::: Supplied material

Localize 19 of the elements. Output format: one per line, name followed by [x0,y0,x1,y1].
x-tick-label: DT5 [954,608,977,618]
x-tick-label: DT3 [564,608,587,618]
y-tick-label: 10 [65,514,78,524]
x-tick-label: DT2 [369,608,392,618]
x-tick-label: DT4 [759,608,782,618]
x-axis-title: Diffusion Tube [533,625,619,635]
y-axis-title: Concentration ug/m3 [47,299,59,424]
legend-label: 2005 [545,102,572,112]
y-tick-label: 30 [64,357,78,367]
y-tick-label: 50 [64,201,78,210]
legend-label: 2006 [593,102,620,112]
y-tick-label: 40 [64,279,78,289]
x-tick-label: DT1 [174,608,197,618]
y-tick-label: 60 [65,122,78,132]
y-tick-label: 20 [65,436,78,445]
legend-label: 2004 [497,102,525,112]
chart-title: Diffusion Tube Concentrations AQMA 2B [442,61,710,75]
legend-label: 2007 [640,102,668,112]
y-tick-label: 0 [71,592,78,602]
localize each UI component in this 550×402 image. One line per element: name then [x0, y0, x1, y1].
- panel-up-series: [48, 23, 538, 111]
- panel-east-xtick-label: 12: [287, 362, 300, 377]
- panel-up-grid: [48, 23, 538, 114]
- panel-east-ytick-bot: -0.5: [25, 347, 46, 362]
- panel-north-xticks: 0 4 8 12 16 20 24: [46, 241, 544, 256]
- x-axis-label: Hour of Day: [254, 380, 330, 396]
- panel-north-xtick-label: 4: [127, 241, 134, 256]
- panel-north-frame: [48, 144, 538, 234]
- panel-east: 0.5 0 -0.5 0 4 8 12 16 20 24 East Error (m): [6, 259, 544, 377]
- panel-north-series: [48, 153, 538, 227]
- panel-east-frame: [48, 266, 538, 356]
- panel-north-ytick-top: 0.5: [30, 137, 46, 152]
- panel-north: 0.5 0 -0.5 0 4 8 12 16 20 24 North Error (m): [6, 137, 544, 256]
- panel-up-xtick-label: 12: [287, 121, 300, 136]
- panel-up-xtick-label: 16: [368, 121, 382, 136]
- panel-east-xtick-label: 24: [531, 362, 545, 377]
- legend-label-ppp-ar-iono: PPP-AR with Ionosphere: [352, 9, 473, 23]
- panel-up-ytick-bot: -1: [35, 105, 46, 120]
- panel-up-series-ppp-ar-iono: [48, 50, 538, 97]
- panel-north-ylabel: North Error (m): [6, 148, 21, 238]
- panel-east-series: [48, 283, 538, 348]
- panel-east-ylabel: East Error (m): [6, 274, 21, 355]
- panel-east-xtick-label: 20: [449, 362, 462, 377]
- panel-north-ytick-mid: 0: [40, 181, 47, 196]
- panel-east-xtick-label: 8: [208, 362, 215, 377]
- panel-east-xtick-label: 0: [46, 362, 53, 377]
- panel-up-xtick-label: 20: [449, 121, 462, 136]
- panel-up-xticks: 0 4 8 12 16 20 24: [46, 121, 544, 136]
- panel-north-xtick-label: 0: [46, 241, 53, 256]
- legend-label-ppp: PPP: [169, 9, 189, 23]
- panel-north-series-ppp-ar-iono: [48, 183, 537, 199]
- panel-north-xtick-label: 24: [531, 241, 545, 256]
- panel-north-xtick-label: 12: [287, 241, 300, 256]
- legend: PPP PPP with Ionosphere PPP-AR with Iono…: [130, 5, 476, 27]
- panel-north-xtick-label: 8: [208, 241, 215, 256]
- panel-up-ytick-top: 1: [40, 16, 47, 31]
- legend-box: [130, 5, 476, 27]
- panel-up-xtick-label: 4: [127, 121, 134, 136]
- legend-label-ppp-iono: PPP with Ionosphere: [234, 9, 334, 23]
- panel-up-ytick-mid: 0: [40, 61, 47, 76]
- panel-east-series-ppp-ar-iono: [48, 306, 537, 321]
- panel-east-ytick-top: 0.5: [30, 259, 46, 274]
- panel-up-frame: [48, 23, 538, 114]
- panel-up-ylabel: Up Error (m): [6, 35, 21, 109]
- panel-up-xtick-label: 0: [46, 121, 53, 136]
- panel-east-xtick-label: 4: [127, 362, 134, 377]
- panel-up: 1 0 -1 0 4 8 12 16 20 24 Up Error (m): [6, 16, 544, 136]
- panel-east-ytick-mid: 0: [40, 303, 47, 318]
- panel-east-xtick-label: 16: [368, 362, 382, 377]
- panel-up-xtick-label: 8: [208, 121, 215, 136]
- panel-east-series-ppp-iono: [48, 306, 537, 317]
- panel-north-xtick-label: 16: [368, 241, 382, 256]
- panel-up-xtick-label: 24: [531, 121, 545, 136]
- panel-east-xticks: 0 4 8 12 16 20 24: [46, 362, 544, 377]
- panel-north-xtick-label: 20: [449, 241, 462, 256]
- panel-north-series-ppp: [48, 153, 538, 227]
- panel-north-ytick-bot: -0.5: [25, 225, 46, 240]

::::::

_The exercise_
Rewrite the records, beginning at their first line and stopping after the line that has "x-axis-title: Diffusion Tube". Put "x-axis-tick" wherever "x-tick-label" appears and leave everything else unchanged.

_Response below_
Localize 19 of the elements. Output format: one per line, name followed by [x0,y0,x1,y1].
x-axis-tick: DT5 [954,608,977,618]
x-axis-tick: DT3 [564,608,587,618]
y-tick-label: 10 [65,514,78,524]
x-axis-tick: DT2 [369,608,392,618]
x-axis-tick: DT4 [759,608,782,618]
x-axis-title: Diffusion Tube [533,625,619,635]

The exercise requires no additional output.